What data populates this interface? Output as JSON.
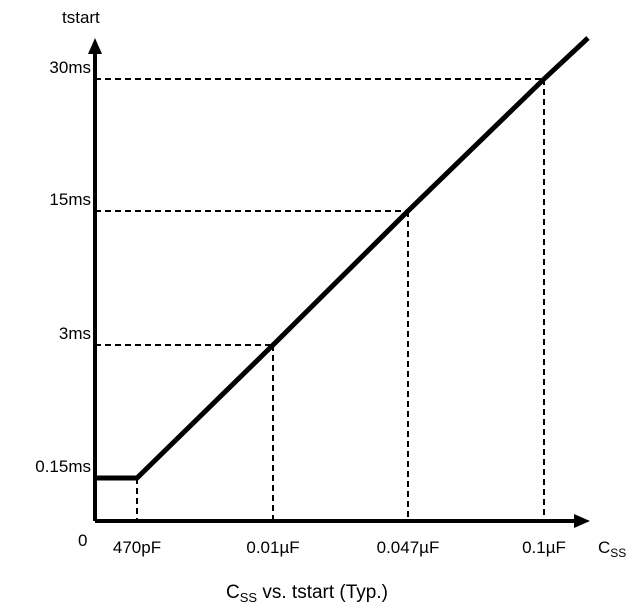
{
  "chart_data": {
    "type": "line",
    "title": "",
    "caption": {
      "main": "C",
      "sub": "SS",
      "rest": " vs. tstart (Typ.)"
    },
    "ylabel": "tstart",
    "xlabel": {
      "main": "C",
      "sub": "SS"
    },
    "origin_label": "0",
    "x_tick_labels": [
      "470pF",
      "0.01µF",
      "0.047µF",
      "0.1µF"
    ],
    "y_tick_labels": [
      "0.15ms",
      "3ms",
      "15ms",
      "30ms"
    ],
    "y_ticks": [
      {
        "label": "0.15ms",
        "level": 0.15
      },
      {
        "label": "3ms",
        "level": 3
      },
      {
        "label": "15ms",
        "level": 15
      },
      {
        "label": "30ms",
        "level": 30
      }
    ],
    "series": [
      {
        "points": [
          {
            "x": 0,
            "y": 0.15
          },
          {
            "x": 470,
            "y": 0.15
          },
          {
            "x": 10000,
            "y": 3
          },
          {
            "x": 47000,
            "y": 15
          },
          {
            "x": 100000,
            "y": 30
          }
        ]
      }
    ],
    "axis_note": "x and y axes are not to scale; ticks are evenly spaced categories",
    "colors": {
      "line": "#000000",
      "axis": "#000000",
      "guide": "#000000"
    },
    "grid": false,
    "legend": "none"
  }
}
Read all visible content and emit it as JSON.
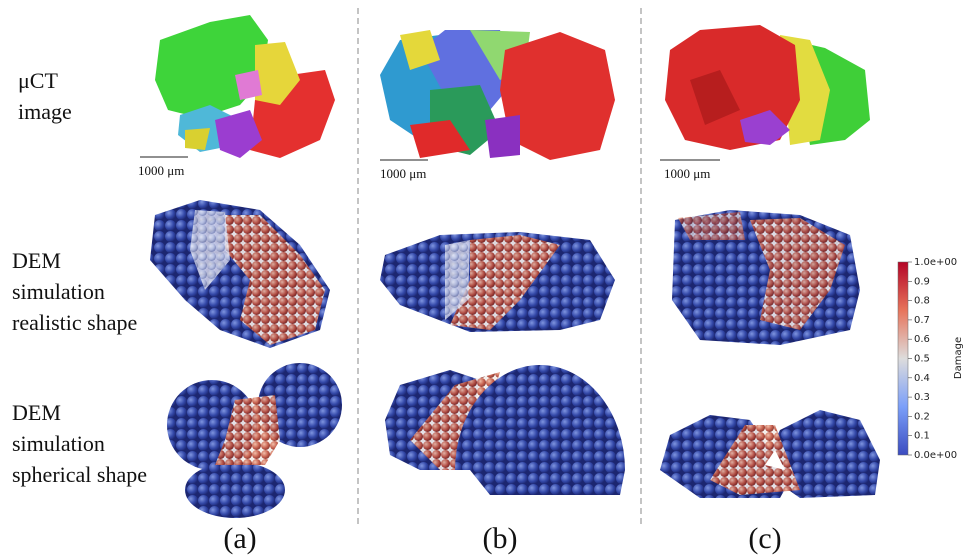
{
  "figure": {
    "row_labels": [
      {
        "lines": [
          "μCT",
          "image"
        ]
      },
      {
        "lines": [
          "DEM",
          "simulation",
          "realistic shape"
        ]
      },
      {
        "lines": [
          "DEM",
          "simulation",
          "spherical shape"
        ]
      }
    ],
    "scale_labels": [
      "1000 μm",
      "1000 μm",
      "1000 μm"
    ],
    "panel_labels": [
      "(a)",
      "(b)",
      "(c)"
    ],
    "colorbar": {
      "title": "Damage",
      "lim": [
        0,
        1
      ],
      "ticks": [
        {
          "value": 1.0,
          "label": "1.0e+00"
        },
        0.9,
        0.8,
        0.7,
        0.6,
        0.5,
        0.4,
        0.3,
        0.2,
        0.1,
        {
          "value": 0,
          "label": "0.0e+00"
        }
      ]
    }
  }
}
---
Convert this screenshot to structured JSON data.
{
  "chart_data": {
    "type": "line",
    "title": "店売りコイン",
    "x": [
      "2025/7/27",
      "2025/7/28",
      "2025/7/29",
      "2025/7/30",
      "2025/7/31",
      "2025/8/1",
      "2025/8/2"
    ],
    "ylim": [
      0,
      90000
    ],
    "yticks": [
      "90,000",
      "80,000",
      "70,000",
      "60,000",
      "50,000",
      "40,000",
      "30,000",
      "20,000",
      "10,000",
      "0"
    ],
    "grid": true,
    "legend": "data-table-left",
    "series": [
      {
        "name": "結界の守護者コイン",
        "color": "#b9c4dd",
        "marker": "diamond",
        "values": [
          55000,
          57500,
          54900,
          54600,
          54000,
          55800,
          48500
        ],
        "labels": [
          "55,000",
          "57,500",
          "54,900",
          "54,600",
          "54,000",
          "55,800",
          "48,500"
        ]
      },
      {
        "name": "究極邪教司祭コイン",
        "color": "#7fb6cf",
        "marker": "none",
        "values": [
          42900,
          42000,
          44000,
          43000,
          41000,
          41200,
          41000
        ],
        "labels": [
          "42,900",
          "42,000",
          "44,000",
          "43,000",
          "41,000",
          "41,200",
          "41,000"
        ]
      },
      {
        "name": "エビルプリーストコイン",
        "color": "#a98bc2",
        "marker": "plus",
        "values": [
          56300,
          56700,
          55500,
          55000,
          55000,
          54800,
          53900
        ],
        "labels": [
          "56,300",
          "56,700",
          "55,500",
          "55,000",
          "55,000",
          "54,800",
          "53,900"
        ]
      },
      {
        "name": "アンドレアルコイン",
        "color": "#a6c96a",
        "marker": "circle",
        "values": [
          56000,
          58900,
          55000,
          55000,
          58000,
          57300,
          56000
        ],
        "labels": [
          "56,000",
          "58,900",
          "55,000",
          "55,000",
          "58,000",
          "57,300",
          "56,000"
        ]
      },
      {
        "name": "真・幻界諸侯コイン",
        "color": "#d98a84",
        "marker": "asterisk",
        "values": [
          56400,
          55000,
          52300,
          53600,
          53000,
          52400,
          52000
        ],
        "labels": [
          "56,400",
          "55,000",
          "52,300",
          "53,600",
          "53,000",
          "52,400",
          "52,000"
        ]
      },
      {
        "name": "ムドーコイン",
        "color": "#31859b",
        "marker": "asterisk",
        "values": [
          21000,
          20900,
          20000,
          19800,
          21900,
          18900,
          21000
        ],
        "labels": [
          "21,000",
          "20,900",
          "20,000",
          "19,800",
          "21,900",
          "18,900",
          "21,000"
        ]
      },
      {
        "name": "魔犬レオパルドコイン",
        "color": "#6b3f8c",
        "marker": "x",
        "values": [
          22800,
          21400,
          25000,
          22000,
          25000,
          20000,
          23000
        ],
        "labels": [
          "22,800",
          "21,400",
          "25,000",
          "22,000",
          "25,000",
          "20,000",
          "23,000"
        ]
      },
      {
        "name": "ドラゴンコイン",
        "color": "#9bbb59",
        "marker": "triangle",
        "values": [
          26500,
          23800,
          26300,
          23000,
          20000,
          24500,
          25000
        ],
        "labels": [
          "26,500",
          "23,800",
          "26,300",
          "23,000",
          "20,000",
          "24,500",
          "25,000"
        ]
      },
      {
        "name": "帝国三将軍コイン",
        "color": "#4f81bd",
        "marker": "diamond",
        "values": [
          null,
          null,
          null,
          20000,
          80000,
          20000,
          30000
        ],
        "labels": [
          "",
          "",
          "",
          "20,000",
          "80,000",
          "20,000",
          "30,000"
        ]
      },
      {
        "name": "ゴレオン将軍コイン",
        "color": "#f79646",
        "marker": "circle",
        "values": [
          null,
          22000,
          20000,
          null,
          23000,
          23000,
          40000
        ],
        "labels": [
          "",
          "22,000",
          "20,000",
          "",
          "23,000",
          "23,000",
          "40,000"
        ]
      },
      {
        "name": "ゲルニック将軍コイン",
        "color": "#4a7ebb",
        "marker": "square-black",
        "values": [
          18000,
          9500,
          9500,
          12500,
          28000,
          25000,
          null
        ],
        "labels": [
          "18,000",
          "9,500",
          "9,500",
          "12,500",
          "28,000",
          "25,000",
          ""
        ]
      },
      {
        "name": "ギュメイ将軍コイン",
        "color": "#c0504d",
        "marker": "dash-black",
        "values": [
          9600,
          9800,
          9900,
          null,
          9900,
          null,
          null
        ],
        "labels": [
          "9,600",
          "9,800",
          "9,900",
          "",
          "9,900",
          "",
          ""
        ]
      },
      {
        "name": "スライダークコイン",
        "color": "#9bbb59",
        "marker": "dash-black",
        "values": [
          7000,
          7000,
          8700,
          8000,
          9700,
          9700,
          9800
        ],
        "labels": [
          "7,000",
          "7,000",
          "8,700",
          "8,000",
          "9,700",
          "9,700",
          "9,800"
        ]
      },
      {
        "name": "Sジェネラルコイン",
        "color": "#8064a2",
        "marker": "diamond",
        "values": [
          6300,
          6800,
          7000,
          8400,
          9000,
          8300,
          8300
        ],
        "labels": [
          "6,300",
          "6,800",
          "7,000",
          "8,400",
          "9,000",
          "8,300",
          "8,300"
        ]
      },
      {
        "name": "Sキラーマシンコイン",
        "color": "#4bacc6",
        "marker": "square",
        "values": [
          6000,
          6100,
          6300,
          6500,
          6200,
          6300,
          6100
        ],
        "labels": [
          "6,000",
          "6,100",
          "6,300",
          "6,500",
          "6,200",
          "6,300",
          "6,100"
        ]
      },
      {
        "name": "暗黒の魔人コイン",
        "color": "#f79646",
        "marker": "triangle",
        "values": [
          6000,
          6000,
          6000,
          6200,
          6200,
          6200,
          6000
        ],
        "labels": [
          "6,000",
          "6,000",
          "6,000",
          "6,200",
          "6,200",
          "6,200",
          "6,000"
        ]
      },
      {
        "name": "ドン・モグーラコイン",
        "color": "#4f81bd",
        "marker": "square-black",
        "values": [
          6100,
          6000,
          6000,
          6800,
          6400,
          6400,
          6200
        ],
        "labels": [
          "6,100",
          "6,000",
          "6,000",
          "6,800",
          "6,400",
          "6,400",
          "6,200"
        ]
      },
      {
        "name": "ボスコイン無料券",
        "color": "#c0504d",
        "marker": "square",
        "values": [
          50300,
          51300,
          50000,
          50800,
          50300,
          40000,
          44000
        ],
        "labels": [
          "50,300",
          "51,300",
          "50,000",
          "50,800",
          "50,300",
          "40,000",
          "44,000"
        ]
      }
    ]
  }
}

- [AIM]: List all lines from the entries that include the word "this".

- [REPLY]:
What data populates this interface? Output as JSON.
Convert this screenshot to structured JSON data.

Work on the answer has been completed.